Exercise task | Copy each line of the entries that contains the word "highly".

Supplied material |
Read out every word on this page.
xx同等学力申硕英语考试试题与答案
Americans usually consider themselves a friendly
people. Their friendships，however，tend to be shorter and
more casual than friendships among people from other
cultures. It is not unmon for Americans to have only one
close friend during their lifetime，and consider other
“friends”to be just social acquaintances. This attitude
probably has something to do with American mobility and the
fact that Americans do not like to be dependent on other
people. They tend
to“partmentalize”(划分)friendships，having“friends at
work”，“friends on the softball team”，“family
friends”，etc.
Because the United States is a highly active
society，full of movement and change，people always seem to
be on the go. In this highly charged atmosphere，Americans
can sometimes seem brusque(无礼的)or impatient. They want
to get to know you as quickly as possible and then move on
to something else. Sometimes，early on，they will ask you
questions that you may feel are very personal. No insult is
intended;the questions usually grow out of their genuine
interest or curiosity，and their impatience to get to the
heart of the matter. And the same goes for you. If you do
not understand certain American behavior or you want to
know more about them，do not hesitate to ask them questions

Reply to the task |
Because the United States is a highly active
be on the go. In this highly charged atmosphere，Americans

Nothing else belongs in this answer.